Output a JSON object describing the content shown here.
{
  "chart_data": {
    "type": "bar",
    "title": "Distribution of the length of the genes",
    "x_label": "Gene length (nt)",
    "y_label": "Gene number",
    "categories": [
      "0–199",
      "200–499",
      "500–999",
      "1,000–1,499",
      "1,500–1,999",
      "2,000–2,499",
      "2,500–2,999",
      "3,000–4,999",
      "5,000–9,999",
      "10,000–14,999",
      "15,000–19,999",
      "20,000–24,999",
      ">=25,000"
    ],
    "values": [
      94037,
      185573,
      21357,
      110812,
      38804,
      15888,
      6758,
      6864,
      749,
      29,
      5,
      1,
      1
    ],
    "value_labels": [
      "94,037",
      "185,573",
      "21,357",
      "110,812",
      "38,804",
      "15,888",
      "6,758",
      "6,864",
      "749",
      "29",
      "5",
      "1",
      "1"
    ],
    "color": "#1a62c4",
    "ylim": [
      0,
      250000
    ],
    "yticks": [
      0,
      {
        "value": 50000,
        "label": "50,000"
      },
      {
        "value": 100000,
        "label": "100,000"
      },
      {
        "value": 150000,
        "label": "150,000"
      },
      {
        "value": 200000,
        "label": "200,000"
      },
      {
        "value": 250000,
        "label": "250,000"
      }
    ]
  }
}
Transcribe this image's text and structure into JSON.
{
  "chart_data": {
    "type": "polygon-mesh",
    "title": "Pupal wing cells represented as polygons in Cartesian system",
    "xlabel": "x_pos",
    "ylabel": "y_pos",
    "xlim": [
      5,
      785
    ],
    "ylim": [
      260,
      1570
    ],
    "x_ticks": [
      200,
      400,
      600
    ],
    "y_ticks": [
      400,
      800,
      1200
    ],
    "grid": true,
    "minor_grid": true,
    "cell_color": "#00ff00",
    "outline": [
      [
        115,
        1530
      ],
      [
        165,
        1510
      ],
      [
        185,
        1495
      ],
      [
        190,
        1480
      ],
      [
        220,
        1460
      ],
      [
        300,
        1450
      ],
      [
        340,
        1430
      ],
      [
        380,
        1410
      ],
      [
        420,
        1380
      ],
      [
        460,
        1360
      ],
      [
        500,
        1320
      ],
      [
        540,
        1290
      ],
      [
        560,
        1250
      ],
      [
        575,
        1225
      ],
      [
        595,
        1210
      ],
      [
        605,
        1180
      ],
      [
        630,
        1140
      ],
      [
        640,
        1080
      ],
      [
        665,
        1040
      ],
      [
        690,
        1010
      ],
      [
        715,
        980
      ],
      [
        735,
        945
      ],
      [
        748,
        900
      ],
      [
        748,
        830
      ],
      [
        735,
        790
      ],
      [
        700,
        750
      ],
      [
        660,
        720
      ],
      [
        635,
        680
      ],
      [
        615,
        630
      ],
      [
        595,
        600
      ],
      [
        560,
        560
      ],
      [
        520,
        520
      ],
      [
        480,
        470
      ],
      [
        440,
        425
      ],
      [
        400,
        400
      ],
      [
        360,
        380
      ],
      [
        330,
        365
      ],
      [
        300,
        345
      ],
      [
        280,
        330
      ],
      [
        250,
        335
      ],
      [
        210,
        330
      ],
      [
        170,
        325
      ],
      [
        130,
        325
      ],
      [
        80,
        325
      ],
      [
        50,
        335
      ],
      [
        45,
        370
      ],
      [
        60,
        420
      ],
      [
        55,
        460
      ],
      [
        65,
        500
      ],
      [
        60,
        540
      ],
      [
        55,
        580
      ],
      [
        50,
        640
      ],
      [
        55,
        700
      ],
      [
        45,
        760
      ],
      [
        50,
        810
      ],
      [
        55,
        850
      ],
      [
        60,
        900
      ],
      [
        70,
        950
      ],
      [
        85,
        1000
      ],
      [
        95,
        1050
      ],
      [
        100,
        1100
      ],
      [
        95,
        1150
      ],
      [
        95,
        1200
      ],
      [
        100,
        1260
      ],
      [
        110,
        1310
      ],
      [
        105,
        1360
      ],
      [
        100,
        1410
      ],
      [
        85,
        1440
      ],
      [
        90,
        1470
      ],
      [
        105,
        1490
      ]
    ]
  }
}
*****
DIRECTIONS FOR THIS TASK
Print every record above exactly as it stands.

ANSWER BELOW
Output a JSON object describing the content shown here.
{
  "chart_data": {
    "type": "bar",
    "title": "Distribution of the length of the genes",
    "x_label": "Gene length (nt)",
    "y_label": "Gene number",
    "categories": [
      "0–199",
      "200–499",
      "500–999",
      "1,000–1,499",
      "1,500–1,999",
      "2,000–2,499",
      "2,500–2,999",
      "3,000–4,999",
      "5,000–9,999",
      "10,000–14,999",
      "15,000–19,999",
      "20,000–24,999",
      ">=25,000"
    ],
    "values": [
      94037,
      185573,
      21357,
      110812,
      38804,
      15888,
      6758,
      6864,
      749,
      29,
      5,
      1,
      1
    ],
    "value_labels": [
      "94,037",
      "185,573",
      "21,357",
      "110,812",
      "38,804",
      "15,888",
      "6,758",
      "6,864",
      "749",
      "29",
      "5",
      "1",
      "1"
    ],
    "color": "#1a62c4",
    "ylim": [
      0,
      250000
    ],
    "yticks": [
      0,
      {
        "value": 50000,
        "label": "50,000"
      },
      {
        "value": 100000,
        "label": "100,000"
      },
      {
        "value": 150000,
        "label": "150,000"
      },
      {
        "value": 200000,
        "label": "200,000"
      },
      {
        "value": 250000,
        "label": "250,000"
      }
    ]
  }
}
Transcribe this image's text and structure into JSON.
{
  "chart_data": {
    "type": "polygon-mesh",
    "title": "Pupal wing cells represented as polygons in Cartesian system",
    "xlabel": "x_pos",
    "ylabel": "y_pos",
    "xlim": [
      5,
      785
    ],
    "ylim": [
      260,
      1570
    ],
    "x_ticks": [
      200,
      400,
      600
    ],
    "y_ticks": [
      400,
      800,
      1200
    ],
    "grid": true,
    "minor_grid": true,
    "cell_color": "#00ff00",
    "outline": [
      [
        115,
        1530
      ],
      [
        165,
        1510
      ],
      [
        185,
        1495
      ],
      [
        190,
        1480
      ],
      [
        220,
        1460
      ],
      [
        300,
        1450
      ],
      [
        340,
        1430
      ],
      [
        380,
        1410
      ],
      [
        420,
        1380
      ],
      [
        460,
        1360
      ],
      [
        500,
        1320
      ],
      [
        540,
        1290
      ],
      [
        560,
        1250
      ],
      [
        575,
        1225
      ],
      [
        595,
        1210
      ],
      [
        605,
        1180
      ],
      [
        630,
        1140
      ],
      [
        640,
        1080
      ],
      [
        665,
        1040
      ],
      [
        690,
        1010
      ],
      [
        715,
        980
      ],
      [
        735,
        945
      ],
      [
        748,
        900
      ],
      [
        748,
        830
      ],
      [
        735,
        790
      ],
      [
        700,
        750
      ],
      [
        660,
        720
      ],
      [
        635,
        680
      ],
      [
        615,
        630
      ],
      [
        595,
        600
      ],
      [
        560,
        560
      ],
      [
        520,
        520
      ],
      [
        480,
        470
      ],
      [
        440,
        425
      ],
      [
        400,
        400
      ],
      [
        360,
        380
      ],
      [
        330,
        365
      ],
      [
        300,
        345
      ],
      [
        280,
        330
      ],
      [
        250,
        335
      ],
      [
        210,
        330
      ],
      [
        170,
        325
      ],
      [
        130,
        325
      ],
      [
        80,
        325
      ],
      [
        50,
        335
      ],
      [
        45,
        370
      ],
      [
        60,
        420
      ],
      [
        55,
        460
      ],
      [
        65,
        500
      ],
      [
        60,
        540
      ],
      [
        55,
        580
      ],
      [
        50,
        640
      ],
      [
        55,
        700
      ],
      [
        45,
        760
      ],
      [
        50,
        810
      ],
      [
        55,
        850
      ],
      [
        60,
        900
      ],
      [
        70,
        950
      ],
      [
        85,
        1000
      ],
      [
        95,
        1050
      ],
      [
        100,
        1100
      ],
      [
        95,
        1150
      ],
      [
        95,
        1200
      ],
      [
        100,
        1260
      ],
      [
        110,
        1310
      ],
      [
        105,
        1360
      ],
      [
        100,
        1410
      ],
      [
        85,
        1440
      ],
      [
        90,
        1470
      ],
      [
        105,
        1490
      ]
    ]
  }
}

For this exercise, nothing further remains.